● **Job**: For the listing below, give the count of lines containing "subtraction", and no other text.

-- begin Data for this exercise --

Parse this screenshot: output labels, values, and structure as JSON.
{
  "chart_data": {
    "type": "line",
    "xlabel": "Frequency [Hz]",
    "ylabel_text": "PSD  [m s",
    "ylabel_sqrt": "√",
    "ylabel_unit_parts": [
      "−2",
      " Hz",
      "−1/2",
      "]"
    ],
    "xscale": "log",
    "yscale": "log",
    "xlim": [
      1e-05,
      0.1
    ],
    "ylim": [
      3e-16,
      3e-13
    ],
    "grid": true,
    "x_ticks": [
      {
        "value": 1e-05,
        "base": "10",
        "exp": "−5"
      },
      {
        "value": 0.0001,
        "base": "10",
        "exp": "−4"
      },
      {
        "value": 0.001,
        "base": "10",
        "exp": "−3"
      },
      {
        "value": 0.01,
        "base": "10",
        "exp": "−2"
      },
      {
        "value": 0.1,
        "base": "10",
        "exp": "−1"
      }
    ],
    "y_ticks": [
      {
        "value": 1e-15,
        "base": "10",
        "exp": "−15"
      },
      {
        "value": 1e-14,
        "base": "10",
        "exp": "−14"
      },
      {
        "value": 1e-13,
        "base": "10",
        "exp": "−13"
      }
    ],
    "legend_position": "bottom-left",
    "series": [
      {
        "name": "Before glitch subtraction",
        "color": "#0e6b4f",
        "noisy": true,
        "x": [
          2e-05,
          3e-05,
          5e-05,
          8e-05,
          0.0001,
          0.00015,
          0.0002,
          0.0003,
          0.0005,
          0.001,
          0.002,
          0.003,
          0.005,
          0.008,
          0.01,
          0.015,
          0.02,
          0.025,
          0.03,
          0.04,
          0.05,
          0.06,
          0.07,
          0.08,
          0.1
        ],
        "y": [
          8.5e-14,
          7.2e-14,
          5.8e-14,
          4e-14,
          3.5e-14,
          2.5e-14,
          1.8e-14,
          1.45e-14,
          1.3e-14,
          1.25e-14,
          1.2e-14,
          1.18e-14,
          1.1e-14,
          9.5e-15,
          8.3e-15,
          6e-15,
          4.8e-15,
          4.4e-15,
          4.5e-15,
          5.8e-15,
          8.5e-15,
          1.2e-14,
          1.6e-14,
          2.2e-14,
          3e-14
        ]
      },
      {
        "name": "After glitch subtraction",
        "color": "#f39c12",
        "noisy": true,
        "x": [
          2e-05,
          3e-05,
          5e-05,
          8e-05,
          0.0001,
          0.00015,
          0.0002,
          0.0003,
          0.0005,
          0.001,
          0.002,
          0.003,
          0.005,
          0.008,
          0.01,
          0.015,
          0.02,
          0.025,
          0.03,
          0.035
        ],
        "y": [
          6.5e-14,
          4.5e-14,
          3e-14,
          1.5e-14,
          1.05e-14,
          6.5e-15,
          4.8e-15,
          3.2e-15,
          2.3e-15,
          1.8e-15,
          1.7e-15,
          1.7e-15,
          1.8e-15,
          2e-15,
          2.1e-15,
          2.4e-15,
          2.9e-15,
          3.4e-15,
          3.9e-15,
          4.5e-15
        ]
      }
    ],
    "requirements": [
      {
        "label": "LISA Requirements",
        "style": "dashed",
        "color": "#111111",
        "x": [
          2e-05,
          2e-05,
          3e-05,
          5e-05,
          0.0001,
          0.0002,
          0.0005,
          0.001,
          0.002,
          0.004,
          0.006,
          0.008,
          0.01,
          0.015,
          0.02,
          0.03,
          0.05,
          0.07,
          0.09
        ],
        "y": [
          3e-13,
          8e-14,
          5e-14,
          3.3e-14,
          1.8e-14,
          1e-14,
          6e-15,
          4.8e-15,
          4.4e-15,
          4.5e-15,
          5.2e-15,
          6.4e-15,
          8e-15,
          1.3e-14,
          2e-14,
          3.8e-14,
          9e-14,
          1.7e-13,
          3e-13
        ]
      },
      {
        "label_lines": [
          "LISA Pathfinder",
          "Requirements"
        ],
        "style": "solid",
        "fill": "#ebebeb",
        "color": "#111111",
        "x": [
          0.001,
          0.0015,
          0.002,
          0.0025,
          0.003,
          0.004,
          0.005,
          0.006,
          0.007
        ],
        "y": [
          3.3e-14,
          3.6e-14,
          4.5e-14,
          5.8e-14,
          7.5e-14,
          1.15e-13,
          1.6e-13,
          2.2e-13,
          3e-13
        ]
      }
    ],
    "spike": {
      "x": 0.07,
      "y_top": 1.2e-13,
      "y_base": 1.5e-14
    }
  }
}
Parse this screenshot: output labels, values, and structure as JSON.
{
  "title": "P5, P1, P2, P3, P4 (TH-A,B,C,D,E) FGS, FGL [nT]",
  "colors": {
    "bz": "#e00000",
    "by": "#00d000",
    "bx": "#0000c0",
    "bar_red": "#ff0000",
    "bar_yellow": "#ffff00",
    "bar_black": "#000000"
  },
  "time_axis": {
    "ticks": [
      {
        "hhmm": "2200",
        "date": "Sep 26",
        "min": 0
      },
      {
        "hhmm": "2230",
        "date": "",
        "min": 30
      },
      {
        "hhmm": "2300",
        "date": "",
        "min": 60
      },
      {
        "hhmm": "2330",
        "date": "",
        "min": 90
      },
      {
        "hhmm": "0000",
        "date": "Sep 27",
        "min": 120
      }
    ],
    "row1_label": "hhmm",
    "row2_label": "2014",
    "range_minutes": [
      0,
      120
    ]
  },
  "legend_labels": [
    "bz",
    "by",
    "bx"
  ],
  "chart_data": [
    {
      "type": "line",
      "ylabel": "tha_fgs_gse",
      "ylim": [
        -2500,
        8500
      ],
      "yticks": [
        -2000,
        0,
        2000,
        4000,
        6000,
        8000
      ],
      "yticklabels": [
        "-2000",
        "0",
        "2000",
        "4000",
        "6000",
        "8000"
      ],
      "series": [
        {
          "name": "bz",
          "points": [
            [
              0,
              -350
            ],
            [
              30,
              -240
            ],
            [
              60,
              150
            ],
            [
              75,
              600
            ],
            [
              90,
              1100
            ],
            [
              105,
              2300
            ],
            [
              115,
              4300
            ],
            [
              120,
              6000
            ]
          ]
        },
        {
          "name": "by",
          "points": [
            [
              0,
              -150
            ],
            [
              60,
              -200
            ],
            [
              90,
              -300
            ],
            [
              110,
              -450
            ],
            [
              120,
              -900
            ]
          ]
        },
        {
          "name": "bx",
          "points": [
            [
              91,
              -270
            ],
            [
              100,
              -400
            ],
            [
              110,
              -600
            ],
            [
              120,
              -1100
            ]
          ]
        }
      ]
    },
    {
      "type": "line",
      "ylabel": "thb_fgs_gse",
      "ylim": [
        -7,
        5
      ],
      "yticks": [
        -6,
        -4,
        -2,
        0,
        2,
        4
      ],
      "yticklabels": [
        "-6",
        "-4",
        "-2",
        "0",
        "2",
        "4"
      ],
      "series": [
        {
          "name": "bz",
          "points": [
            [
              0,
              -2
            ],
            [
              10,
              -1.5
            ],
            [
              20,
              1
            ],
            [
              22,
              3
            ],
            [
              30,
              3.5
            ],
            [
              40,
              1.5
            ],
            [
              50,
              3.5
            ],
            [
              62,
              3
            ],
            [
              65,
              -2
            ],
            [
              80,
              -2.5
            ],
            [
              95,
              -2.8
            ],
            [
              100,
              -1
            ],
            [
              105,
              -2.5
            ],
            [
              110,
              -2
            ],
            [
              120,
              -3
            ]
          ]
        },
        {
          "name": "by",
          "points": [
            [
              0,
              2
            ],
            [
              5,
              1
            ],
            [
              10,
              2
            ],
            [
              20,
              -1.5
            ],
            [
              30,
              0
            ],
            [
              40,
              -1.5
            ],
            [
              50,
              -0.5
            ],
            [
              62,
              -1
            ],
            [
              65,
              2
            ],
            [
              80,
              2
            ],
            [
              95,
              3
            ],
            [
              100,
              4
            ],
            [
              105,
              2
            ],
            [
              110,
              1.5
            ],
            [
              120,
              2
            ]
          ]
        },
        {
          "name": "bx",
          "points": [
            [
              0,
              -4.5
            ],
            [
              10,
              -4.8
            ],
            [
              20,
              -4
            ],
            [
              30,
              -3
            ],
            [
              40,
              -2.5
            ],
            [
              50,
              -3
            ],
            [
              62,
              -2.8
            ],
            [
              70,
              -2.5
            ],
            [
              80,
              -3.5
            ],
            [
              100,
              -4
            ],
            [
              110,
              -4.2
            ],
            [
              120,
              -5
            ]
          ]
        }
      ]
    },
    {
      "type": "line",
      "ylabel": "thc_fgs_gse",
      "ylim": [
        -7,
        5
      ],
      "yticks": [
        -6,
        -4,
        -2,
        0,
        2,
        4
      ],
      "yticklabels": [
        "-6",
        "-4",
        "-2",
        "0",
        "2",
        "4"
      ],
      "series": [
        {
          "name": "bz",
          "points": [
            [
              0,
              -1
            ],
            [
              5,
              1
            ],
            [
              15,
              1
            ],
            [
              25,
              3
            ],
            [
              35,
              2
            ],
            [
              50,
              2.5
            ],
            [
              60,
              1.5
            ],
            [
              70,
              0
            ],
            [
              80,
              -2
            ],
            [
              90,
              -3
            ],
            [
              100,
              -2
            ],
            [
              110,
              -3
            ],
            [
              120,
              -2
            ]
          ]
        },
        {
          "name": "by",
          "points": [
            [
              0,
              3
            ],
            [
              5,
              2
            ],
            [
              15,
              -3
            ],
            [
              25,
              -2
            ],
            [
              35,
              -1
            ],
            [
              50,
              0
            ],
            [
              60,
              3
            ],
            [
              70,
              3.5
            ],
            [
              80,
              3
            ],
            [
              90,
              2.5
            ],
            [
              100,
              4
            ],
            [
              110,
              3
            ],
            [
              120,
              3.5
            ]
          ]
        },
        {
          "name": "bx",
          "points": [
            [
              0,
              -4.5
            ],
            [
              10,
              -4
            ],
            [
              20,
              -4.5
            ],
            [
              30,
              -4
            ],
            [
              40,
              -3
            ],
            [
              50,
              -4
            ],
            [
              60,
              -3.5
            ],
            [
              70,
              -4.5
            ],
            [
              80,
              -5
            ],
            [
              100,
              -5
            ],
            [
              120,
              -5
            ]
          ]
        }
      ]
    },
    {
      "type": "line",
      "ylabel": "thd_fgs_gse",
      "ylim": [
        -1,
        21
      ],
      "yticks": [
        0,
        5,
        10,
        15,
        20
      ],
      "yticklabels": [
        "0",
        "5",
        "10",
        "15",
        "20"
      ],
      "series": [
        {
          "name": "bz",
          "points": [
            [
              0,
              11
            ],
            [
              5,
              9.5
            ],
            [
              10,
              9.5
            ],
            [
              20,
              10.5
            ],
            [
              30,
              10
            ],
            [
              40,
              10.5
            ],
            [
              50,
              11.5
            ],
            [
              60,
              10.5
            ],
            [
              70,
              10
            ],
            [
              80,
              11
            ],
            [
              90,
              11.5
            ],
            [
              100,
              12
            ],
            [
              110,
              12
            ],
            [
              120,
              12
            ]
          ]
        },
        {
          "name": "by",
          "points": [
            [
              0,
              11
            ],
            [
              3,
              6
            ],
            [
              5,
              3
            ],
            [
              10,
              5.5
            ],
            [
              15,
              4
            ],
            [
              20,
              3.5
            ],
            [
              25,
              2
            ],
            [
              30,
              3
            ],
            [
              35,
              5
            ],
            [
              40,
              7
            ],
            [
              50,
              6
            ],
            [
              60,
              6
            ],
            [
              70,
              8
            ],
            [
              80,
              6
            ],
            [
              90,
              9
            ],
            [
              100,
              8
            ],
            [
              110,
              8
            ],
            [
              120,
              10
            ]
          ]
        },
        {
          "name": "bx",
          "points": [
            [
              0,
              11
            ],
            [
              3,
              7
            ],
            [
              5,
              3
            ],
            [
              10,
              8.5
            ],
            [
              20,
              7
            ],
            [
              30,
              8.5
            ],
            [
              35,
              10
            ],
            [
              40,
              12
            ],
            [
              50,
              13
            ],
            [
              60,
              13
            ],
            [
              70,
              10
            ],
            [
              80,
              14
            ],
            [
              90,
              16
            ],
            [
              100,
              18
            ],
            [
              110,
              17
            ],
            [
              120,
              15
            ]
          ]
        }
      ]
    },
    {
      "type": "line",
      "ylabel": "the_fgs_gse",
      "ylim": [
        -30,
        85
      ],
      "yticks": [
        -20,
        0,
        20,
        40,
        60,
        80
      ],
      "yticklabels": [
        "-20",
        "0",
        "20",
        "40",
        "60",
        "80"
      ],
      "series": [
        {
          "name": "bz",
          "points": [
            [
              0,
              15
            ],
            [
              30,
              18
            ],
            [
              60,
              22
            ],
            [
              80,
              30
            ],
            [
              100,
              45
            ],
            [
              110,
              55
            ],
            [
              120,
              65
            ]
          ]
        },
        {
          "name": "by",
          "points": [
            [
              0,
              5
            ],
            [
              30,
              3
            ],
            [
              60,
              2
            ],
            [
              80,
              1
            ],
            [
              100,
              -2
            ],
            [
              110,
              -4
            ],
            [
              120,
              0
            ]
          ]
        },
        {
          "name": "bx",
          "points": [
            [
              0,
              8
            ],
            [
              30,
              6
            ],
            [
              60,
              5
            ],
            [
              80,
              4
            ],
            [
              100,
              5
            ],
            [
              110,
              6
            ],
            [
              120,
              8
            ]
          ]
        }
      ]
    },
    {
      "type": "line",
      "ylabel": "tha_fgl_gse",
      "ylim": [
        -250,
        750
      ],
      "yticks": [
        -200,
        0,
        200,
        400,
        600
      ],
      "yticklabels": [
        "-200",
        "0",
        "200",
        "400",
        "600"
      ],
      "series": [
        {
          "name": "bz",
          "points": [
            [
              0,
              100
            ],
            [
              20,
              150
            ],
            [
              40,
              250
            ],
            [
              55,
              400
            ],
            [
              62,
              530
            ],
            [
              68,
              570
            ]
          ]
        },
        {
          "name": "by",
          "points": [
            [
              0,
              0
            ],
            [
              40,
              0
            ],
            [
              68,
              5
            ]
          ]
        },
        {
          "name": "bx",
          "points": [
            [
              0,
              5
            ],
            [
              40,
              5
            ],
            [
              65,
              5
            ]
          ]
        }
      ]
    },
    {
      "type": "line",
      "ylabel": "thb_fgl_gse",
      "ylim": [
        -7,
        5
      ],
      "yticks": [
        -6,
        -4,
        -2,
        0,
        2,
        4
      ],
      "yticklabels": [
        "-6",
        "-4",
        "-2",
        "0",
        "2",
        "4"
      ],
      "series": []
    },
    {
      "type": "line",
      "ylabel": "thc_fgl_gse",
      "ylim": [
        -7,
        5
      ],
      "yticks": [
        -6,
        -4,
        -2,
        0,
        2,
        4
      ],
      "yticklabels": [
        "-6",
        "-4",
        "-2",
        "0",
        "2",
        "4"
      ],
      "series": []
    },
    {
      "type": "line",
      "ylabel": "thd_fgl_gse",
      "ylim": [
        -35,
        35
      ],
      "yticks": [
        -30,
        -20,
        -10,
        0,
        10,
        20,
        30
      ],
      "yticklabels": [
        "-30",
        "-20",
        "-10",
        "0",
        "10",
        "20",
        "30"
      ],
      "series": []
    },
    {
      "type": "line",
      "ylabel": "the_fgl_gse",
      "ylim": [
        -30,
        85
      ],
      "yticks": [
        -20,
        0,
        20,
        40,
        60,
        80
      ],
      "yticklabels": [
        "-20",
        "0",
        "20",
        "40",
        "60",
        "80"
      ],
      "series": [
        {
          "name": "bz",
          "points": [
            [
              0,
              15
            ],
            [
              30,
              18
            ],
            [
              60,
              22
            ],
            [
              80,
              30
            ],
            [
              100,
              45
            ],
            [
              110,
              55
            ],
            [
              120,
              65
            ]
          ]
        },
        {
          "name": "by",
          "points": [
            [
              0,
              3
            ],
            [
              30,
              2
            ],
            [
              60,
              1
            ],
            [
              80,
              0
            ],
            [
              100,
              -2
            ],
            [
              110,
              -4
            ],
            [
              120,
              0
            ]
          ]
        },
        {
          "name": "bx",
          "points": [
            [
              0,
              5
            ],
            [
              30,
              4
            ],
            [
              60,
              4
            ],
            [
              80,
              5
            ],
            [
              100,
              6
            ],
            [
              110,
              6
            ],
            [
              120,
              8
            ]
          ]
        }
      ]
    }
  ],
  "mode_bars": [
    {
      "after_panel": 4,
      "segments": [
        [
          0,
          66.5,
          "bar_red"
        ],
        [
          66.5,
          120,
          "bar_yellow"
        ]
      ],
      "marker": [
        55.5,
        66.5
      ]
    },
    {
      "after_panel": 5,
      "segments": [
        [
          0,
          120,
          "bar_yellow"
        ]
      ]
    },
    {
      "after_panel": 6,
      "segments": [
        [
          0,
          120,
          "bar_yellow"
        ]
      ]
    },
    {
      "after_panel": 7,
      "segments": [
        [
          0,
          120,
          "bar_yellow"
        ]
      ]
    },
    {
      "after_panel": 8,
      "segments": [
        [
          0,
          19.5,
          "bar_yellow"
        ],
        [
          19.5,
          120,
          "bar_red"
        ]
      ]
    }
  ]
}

-- end Data for this exercise --

● **Task solution**: 2